(Entries with figure data)
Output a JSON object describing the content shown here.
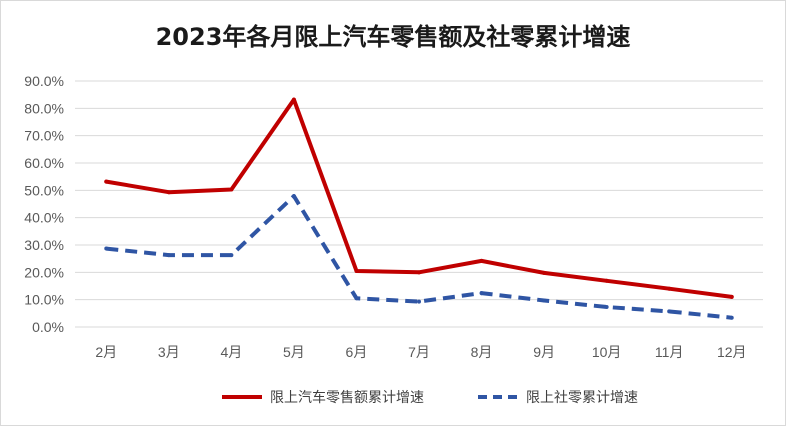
{
  "chart_data": {
    "type": "line",
    "title": "2023年各月限上汽车零售额及社零累计增速",
    "categories": [
      "2月",
      "3月",
      "4月",
      "5月",
      "6月",
      "7月",
      "8月",
      "9月",
      "10月",
      "11月",
      "12月"
    ],
    "ylim": [
      0,
      90
    ],
    "yticks": [
      "0.0%",
      "10.0%",
      "20.0%",
      "30.0%",
      "40.0%",
      "50.0%",
      "60.0%",
      "70.0%",
      "80.0%",
      "90.0%"
    ],
    "grid": true,
    "legend_position": "bottom",
    "series": [
      {
        "name": "限上汽车零售额累计增速",
        "color": "#c00000",
        "style": "solid",
        "values": [
          53.2,
          49.3,
          50.3,
          83.2,
          20.5,
          20.0,
          24.2,
          19.8,
          16.9,
          14.0,
          11.0
        ]
      },
      {
        "name": "限上社零累计增速",
        "color": "#2f55a4",
        "style": "dashed",
        "values": [
          28.7,
          26.3,
          26.3,
          47.9,
          10.5,
          9.3,
          12.4,
          9.7,
          7.3,
          5.7,
          3.4
        ]
      }
    ]
  }
}
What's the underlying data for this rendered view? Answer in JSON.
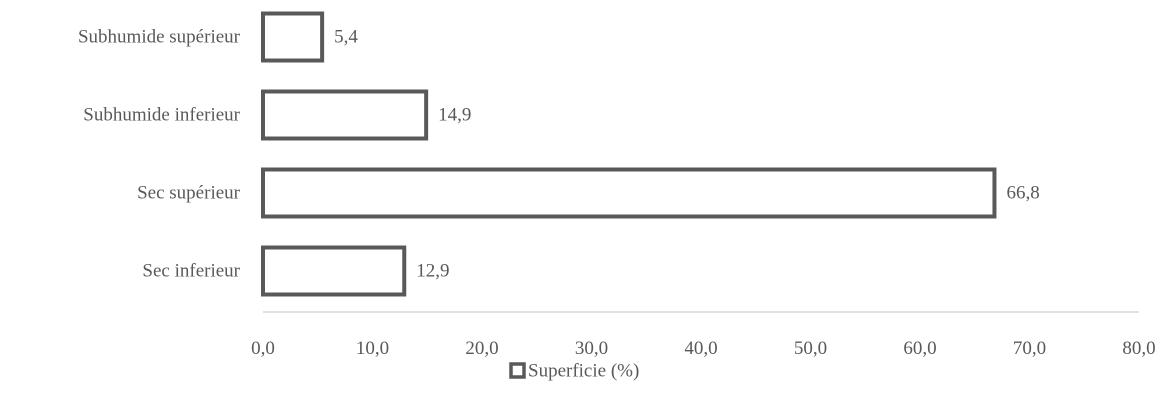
{
  "chart_data": {
    "type": "bar",
    "orientation": "horizontal",
    "categories": [
      "Subhumide supérieur",
      "Subhumide inferieur",
      "Sec supérieur",
      "Sec inferieur"
    ],
    "series": [
      {
        "name": "Superficie (%)",
        "values": [
          5.4,
          14.9,
          66.8,
          12.9
        ],
        "value_labels": [
          "5,4",
          "14,9",
          "66,8",
          "12,9"
        ]
      }
    ],
    "x_ticks": [
      "0,0",
      "10,0",
      "20,0",
      "30,0",
      "40,0",
      "50,0",
      "60,0",
      "70,0",
      "80,0"
    ],
    "xlim": [
      0,
      80
    ],
    "grid": false,
    "legend_position": "bottom",
    "colors": {
      "bar_fill": "#ffffff",
      "bar_stroke": "#595959",
      "axis": "#d9d9d9",
      "text": "#595959"
    }
  }
}
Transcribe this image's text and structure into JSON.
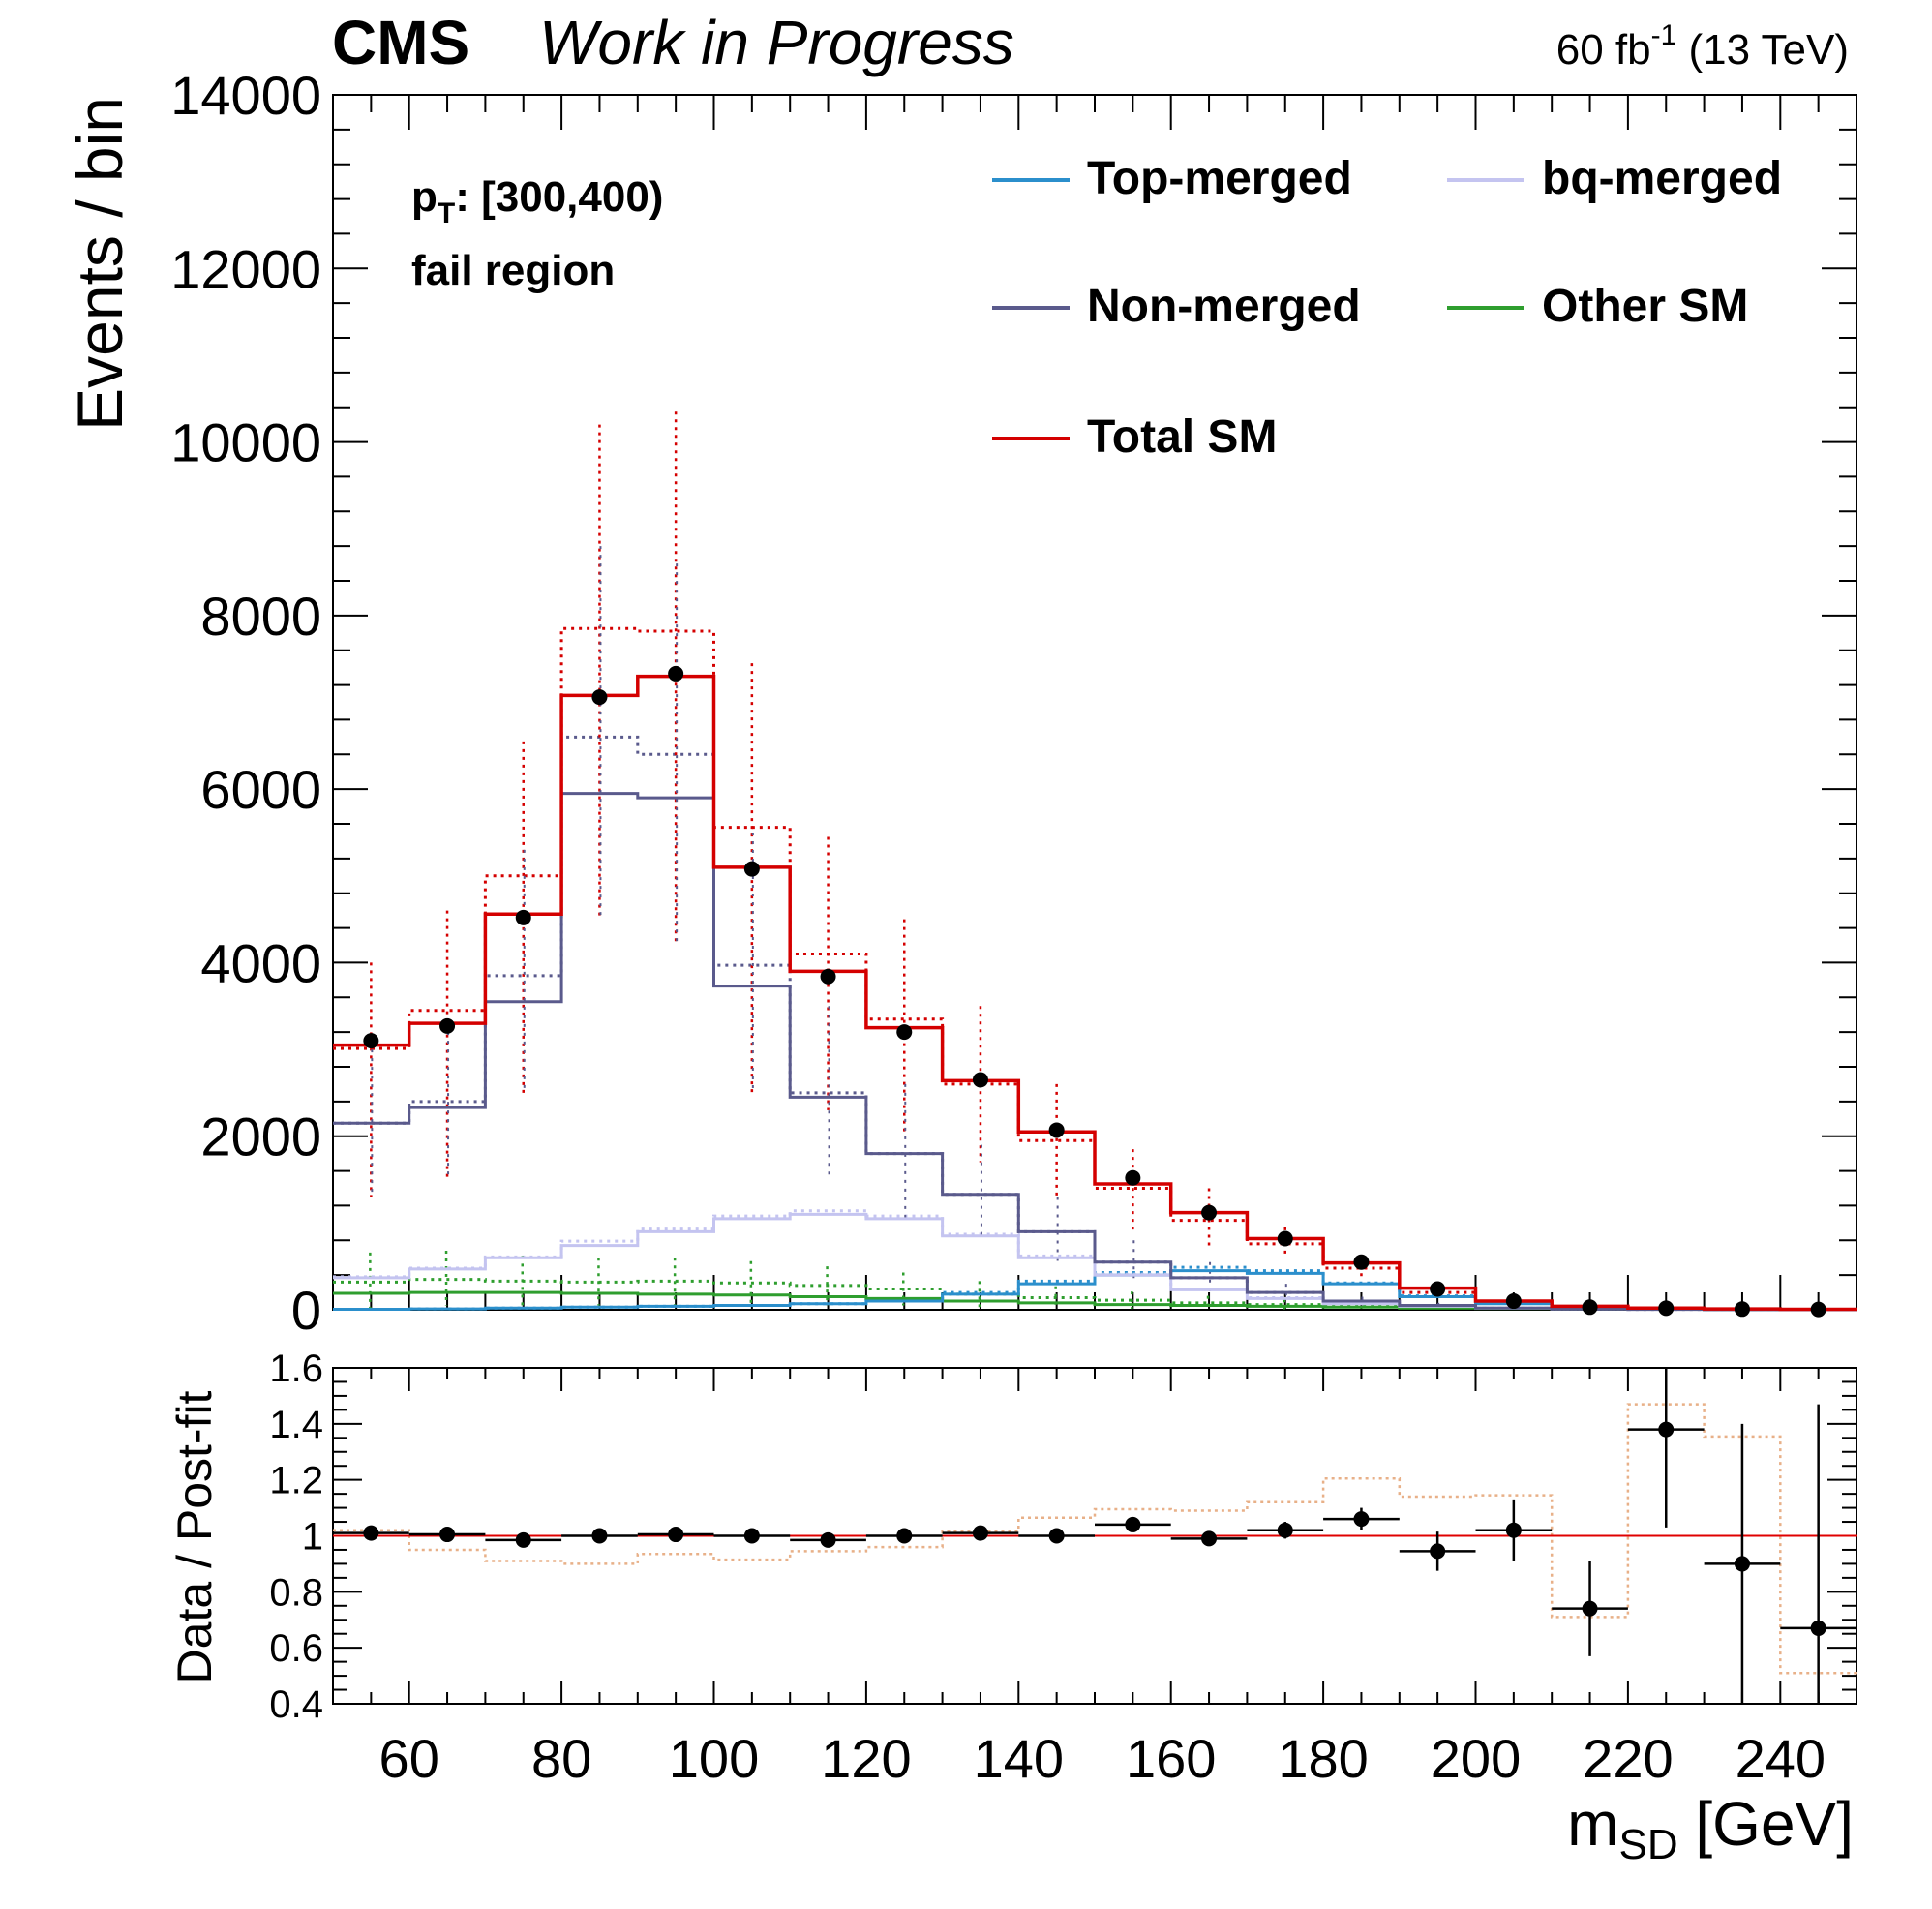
{
  "header": {
    "experiment": "CMS",
    "status": "Work in Progress",
    "lumi_prefix": "60 fb",
    "lumi_exp": "-1",
    "lumi_suffix": " (13 TeV)"
  },
  "annotations": {
    "pt_base": "p",
    "pt_sub": "T",
    "pt_range": ": [300,400)",
    "region": "fail region"
  },
  "chart_data": [
    {
      "type": "line",
      "step": true,
      "ylabel": "Events / bin",
      "xlim": [
        50,
        250
      ],
      "ylim": [
        0,
        14000
      ],
      "bin_edges": [
        50,
        60,
        70,
        80,
        90,
        100,
        110,
        120,
        130,
        140,
        150,
        160,
        170,
        180,
        190,
        200,
        210,
        220,
        230,
        240,
        250
      ],
      "x_ticks": [
        60,
        80,
        100,
        120,
        140,
        160,
        180,
        200,
        220,
        240
      ],
      "y_ticks": [
        0,
        2000,
        4000,
        6000,
        8000,
        10000,
        12000,
        14000
      ],
      "y_tick_labels": [
        "0",
        "2000",
        "4000",
        "6000",
        "8000",
        "10000",
        "12000",
        "14000"
      ],
      "legend": [
        {
          "name": "Top-merged",
          "color": "#2b8fcc"
        },
        {
          "name": "bq-merged",
          "color": "#c4c4f0"
        },
        {
          "name": "Non-merged",
          "color": "#5a5a8c"
        },
        {
          "name": "Other SM",
          "color": "#2e9e2e"
        },
        {
          "name": "Total SM",
          "color": "#d40000"
        }
      ],
      "legend_position": "top-right",
      "series": [
        {
          "name": "Top-merged",
          "color": "#2b8fcc",
          "values": [
            5,
            10,
            20,
            30,
            40,
            50,
            70,
            100,
            180,
            300,
            400,
            450,
            420,
            300,
            150,
            70,
            20,
            10,
            5,
            2
          ],
          "prefit": [
            5,
            10,
            20,
            30,
            40,
            50,
            70,
            110,
            200,
            330,
            430,
            490,
            450,
            310,
            160,
            75,
            22,
            10,
            5,
            2
          ]
        },
        {
          "name": "bq-merged",
          "color": "#c4c4f0",
          "values": [
            370,
            470,
            600,
            740,
            900,
            1050,
            1100,
            1050,
            850,
            600,
            400,
            230,
            130,
            70,
            40,
            20,
            10,
            5,
            3,
            2
          ],
          "prefit": [
            380,
            480,
            610,
            790,
            930,
            1080,
            1140,
            1080,
            870,
            620,
            410,
            240,
            140,
            75,
            42,
            22,
            10,
            5,
            3,
            2
          ]
        },
        {
          "name": "Non-merged",
          "color": "#5a5a8c",
          "values": [
            2150,
            2330,
            3550,
            5950,
            5900,
            3730,
            2450,
            1800,
            1330,
            900,
            550,
            370,
            200,
            100,
            50,
            20,
            8,
            4,
            2,
            1
          ],
          "prefit": [
            2150,
            2400,
            3850,
            6600,
            6400,
            3970,
            2500,
            1800,
            1330,
            900,
            550,
            370,
            200,
            100,
            50,
            20,
            8,
            4,
            2,
            1
          ]
        },
        {
          "name": "Other SM",
          "color": "#2e9e2e",
          "values": [
            190,
            200,
            200,
            190,
            180,
            170,
            150,
            130,
            100,
            80,
            60,
            50,
            40,
            30,
            20,
            15,
            10,
            5,
            3,
            2
          ],
          "prefit": [
            320,
            350,
            330,
            320,
            330,
            310,
            280,
            240,
            180,
            140,
            110,
            80,
            60,
            45,
            30,
            20,
            12,
            6,
            3,
            2
          ]
        },
        {
          "name": "Total SM",
          "color": "#d40000",
          "values": [
            3050,
            3300,
            4560,
            7080,
            7300,
            5100,
            3900,
            3250,
            2640,
            2050,
            1450,
            1120,
            820,
            540,
            250,
            100,
            40,
            20,
            10,
            5
          ],
          "prefit": [
            3010,
            3450,
            5000,
            7850,
            7820,
            5560,
            4100,
            3350,
            2600,
            1950,
            1400,
            1030,
            760,
            480,
            200,
            90,
            30,
            15,
            8,
            4
          ],
          "prefit_err_low": [
            1300,
            1500,
            2500,
            4500,
            4200,
            2500,
            2300,
            2000,
            1700,
            1300,
            900,
            700,
            600,
            350,
            150,
            60,
            20,
            10,
            5,
            3
          ],
          "prefit_err_high": [
            4000,
            4600,
            6550,
            10200,
            10350,
            7450,
            5450,
            4500,
            3500,
            2600,
            1850,
            1400,
            950,
            600,
            250,
            120,
            40,
            20,
            10,
            5
          ],
          "nonmerged_err_low": [
            1300,
            1500,
            2500,
            4500,
            4200,
            2500,
            1500,
            1000,
            800,
            500,
            300,
            200,
            100,
            50,
            20,
            10,
            5,
            2,
            1,
            1
          ],
          "nonmerged_err_high": [
            3000,
            3300,
            5300,
            8800,
            8600,
            5500,
            3500,
            2600,
            1900,
            1300,
            800,
            550,
            300,
            150,
            80,
            30,
            10,
            6,
            3,
            2
          ],
          "other_err_low": [
            0,
            50,
            50,
            50,
            50,
            50,
            50,
            50,
            30,
            20,
            10,
            10,
            5,
            5,
            3,
            2,
            1,
            1,
            0,
            0
          ],
          "other_err_high": [
            660,
            680,
            620,
            600,
            600,
            560,
            500,
            430,
            330,
            270,
            210,
            160,
            120,
            90,
            60,
            40,
            24,
            12,
            6,
            4
          ]
        },
        {
          "name": "Data",
          "x": [
            55,
            65,
            75,
            85,
            95,
            105,
            115,
            125,
            135,
            145,
            155,
            165,
            175,
            185,
            195,
            205,
            215,
            225,
            235,
            245
          ],
          "values": [
            3100,
            3270,
            4520,
            7060,
            7330,
            5080,
            3840,
            3200,
            2650,
            2070,
            1520,
            1120,
            820,
            550,
            240,
            100,
            30,
            18,
            8,
            4
          ]
        }
      ]
    },
    {
      "type": "scatter",
      "ylabel": "Data / Post-fit",
      "xlabel_base": "m",
      "xlabel_sub": "SD",
      "xlabel_unit": " [GeV]",
      "xlim": [
        50,
        250
      ],
      "ylim": [
        0.4,
        1.6
      ],
      "x_ticks": [
        60,
        80,
        100,
        120,
        140,
        160,
        180,
        200,
        220,
        240
      ],
      "x_tick_labels": [
        "60",
        "80",
        "100",
        "120",
        "140",
        "160",
        "180",
        "200",
        "220",
        "240"
      ],
      "y_ticks": [
        0.4,
        0.6,
        0.8,
        1.0,
        1.2,
        1.4,
        1.6
      ],
      "y_tick_labels": [
        "0.4",
        "0.6",
        "0.8",
        "1",
        "1.2",
        "1.4",
        "1.6"
      ],
      "reference_line": 1.0,
      "series": [
        {
          "name": "Data",
          "x": [
            55,
            65,
            75,
            85,
            95,
            105,
            115,
            125,
            135,
            145,
            155,
            165,
            175,
            185,
            195,
            205,
            215,
            225,
            235,
            245
          ],
          "values": [
            1.01,
            1.005,
            0.985,
            1.0,
            1.005,
            1.0,
            0.985,
            1.0,
            1.01,
            1.0,
            1.04,
            0.99,
            1.02,
            1.06,
            0.945,
            1.02,
            0.74,
            1.38,
            0.9,
            0.67
          ],
          "err": [
            0.012,
            0.01,
            0.01,
            0.008,
            0.008,
            0.01,
            0.012,
            0.012,
            0.015,
            0.015,
            0.02,
            0.025,
            0.03,
            0.04,
            0.07,
            0.11,
            0.17,
            0.35,
            0.5,
            0.8
          ]
        },
        {
          "name": "Pre-fit / Post-fit",
          "color": "#e8b088",
          "bin_edges": [
            50,
            60,
            70,
            80,
            90,
            100,
            110,
            120,
            130,
            140,
            150,
            160,
            170,
            180,
            190,
            200,
            210,
            220,
            230,
            240,
            250
          ],
          "values": [
            1.02,
            0.95,
            0.91,
            0.9,
            0.935,
            0.915,
            0.945,
            0.96,
            1.015,
            1.065,
            1.095,
            1.09,
            1.12,
            1.205,
            1.14,
            1.145,
            0.71,
            1.47,
            1.355,
            0.51
          ]
        }
      ]
    }
  ]
}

### Task to complete
Using the entries above, state how many lines include the word "Subhumide", with no other words.

### Answer to the problem
2